[What you have to do]:
Carry on the research report about reelin, its receptors and Dab1 in the developing cortex, starting right after its last sentence.

[Source document]:
Research reportLocalization of ApoER2, VLDLR and Dab1 in radial glia: groundwork for a new model of reelin action during cortical development
Introduction
An intricate choreography of physical forces due to neural proliferation, differentiation and migration cause morphogenetic tissue growth during brain development. During the development of the cerebral cortex, young neurons originating in discrete neurogenic areas modify their positions by means of radial and tangential migratory mechanisms that eventually determine the correct cytoarchitecture of the mature cerebral cortex. Radially migrating neurons, using radial glia processes as a scaffold, transit from the ventricular zone (VZ) to the cortical plate where they become arranged in an ‘inside-out’ manner. This pattern is achieved by the migration of later born neurons past their predecessors, and for the most part determines the laminar organization of the mature cortex (for reviews see Refs. [15], [32]).
Some of the molecular mechanisms that orchestrate this migration are now appreciated. Recent studies have revealed that the secretable glycoprotein reelin, synthesized during development by Cajal–Retzius cells in the cortical marginal zone (MZ), is required for the ‘inside-out’ organization of the cortex. The apolipoprotein receptor 2 (ApoER2) and the very low-density lipoprotein receptor (VLDLR), and the cytoplasmic adaptor protein disabled 1 (Dab1), are downstream components of the reelin signaling pathway. Mutant mice for reelin, Dab1 or both ApoER2 and VLDLR show defects in the lamination of several brain regions, including the genesis of an anomalous cortical plate under the subplate with a dispersed, roughly inverted, inside-out pattern of lamination and neuronal invasion of cortical layer I (for review see Ref. [33]). It has been established that reelin binding to ApoER2 and VLDLR induces tyrosine phosphorylation of Dab1, a tyrosine kinase signal transduction cascade [3], [13], [16], [36], [43]. It has subsequently been shown that the receptors physically interact with reelin. The receptors are required for reelin-induced Dab1 tyrosine phosphorylation along with Dab1-regulated turnover [33]. In addition, lack of a reelin-evoked signal led to an accumulation of Dab1 in several neuronal populations [34].
Pioneering expression studies have detected enriched expression of ApoER2, VLDLR and Dab1 transcripts on migrating cortical neurons and Purkinje cells [3], [13], [17], [34]. Recently, it has been established that transcripts of the reelin receptor machinery are also located in the VZ, where the reelin signaling pathway is activated by phosphorylation of Dab1. It has been suggested that such an activation may occur through the apical dendrites that premigratory neurons extend from the VZ to the marginal zone [20]. However, how reelin functions to position neurons remains unclear, although several models have been suggested. It has been proposed that reelin functions as an inhibitory signal that terminates radial migration of young neurons by releasing them from their radial glia guides [6], [7], [37]. Alternatively, reelin has been postulated to act as a repellent for early neuronal populations [28], [35] or as a stop signal [29]. Reelin has also been proposed to act as a chemoattractant for migrating young Purkinje cells [9]. Highlighting the difficulties to define a coherent model of reelin action, the results from a recent analysis about the effects of ectopic reelin expression are not consistent with any of the proposals. It is unlikely that reelin functions as a stop signal or as an attractant because animals ectopically expressing reelin in the VZ show neither evidence of premature termination of neuronal migration in the intermediate or VZ, nor evidence of cortical plate heterotopia in the VZ [20].

[Data for analysis]:
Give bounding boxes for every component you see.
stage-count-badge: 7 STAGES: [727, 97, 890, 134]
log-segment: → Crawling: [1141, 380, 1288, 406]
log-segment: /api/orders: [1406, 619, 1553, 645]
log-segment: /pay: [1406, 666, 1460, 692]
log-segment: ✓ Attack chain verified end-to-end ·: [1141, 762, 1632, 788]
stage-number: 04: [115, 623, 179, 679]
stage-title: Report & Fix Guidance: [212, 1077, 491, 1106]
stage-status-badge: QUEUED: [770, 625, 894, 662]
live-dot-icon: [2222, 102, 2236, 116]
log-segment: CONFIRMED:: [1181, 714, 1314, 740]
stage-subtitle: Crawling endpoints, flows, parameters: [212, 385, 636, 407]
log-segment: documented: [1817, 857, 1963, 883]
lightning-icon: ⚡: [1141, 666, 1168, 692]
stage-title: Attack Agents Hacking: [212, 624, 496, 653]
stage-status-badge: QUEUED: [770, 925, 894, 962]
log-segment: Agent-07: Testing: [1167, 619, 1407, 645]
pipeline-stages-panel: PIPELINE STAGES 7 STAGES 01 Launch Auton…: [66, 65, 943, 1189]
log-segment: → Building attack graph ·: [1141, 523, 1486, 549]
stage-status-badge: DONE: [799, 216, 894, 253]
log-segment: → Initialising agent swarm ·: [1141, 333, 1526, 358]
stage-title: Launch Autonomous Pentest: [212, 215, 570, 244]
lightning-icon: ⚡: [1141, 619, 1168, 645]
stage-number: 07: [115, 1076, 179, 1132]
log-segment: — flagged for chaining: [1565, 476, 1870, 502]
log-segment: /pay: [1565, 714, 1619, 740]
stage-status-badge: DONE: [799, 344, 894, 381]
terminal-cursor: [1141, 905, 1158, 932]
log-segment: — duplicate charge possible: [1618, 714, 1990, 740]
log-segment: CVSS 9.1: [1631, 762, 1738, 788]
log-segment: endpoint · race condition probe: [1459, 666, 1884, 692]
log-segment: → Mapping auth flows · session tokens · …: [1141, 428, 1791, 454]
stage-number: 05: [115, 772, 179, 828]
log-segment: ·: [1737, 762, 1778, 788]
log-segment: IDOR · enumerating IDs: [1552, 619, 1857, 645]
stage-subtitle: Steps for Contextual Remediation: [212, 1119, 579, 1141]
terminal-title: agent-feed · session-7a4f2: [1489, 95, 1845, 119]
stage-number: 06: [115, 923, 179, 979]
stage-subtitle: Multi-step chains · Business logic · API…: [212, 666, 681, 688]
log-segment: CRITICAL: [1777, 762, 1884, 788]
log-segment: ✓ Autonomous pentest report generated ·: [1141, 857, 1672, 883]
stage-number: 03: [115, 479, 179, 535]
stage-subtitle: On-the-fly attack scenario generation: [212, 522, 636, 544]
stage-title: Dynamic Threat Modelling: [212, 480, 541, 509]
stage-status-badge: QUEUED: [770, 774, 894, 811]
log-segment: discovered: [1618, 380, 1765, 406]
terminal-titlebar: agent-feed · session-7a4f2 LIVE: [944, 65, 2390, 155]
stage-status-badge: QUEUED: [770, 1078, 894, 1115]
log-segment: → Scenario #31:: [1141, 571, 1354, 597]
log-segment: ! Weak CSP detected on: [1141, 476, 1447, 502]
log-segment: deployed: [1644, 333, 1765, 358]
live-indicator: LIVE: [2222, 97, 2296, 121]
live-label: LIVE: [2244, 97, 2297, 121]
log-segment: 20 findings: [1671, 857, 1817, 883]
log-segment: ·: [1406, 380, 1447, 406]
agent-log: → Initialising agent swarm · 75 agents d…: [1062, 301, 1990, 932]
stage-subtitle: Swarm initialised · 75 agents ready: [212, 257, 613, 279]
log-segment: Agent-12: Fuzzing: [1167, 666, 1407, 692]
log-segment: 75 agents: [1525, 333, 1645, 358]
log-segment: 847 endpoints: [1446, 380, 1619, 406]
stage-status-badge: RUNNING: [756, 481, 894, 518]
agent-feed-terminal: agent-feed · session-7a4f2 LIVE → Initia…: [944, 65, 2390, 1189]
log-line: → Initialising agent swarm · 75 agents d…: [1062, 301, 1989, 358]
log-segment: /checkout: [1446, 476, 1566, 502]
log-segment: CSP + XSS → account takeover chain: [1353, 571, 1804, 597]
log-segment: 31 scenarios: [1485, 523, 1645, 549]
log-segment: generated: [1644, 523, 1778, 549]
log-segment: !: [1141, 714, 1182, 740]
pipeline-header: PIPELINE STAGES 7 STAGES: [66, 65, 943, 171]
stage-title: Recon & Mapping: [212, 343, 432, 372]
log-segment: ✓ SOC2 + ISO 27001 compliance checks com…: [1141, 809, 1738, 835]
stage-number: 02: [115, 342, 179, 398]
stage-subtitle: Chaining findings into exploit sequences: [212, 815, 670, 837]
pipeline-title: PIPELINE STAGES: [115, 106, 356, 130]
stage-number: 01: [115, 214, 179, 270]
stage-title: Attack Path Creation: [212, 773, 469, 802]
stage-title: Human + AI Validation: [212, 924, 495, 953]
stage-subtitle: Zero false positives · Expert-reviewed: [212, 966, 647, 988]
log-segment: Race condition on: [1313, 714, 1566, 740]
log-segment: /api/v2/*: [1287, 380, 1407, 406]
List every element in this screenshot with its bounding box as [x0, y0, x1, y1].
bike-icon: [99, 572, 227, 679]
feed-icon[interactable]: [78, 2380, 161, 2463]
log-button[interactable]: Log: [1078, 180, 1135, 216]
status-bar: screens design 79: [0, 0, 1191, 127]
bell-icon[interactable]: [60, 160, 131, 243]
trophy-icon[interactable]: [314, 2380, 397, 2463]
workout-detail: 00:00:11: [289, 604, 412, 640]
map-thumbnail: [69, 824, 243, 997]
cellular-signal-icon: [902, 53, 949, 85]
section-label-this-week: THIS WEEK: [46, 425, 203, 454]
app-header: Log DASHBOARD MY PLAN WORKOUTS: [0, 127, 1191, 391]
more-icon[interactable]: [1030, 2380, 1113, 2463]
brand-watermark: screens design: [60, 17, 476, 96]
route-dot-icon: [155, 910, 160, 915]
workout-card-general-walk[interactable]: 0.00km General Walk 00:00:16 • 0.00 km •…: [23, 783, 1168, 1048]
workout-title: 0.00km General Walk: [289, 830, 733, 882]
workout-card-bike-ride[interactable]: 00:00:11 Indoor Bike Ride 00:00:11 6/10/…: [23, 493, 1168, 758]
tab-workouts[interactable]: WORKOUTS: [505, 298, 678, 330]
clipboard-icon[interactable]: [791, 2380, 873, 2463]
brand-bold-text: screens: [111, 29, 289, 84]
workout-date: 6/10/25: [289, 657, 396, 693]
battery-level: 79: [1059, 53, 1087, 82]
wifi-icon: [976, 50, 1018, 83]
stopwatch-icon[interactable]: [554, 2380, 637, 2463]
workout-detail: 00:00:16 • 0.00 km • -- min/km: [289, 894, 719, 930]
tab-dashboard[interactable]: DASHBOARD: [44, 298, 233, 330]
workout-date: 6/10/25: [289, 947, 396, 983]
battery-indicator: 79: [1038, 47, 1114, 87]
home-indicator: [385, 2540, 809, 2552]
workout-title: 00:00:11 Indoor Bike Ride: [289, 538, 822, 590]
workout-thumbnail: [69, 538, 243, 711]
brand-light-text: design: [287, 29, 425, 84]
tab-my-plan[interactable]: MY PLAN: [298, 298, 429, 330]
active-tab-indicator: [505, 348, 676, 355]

[Written response]:
The mechanisms of radial migration must be revisited in light of several recent reports demonstrating that radial glia are the progenitor cells of neurons [11], [21], [23], [25], [42]. Moreover, during asymmetrical cell division of the radial glia, the newly generated neurons inherit the radial glia-process, while the sibling radial glia grow new ascending ones [23], [42]. Here we provide evidence that the reelin receptor machinery, including ApoER2, VLDLR and Dab1, is located in the neuronogenic radial glia. This precise compartmentalization of reelin signaling partners along with recent findings showing migration of cortical neurons by perikaryal translocation [24] could be consistent with a working model of reelin action according to which reelin signaling on the inherited radial processes regulates perikaryal translocation and positioning of newborn cortical neurons.
Section snippets
Animals
Wistar rats along with wild type and Orleans (Balb/c background) reeler mice were used. The care and handling of the animal prior to and during the experimental procedures followed European Union regulations and were approved by the Animal Care and Use Committees of the authors’ institution. All efforts were made to reduce the number of animals used and minimize animal suffering. Animals were housed in a pathogen-free environment on a 12:12 h light–dark cycle.
Tissue collection
Timed mating was established, and
Results
To compare the localization pattern of ApoER2, VLDLR and Dab1 in the developing forebrain, immunohistochemical analysis was performed throughout corticogenesis (E12–E17). At the preplate stage of development (E12), ApoER2 and Dab1 immunoreactivities were homogeneously distributed throughout the VZ, with Dab1 having the strongest signal (Fig. 1a–c). Radiated fibers spanning the preplate were clearly decorated using polyclonal Dab1 B3 antibody (Fig. 1a). The use of a Dab1 monoclonal antibody (H3)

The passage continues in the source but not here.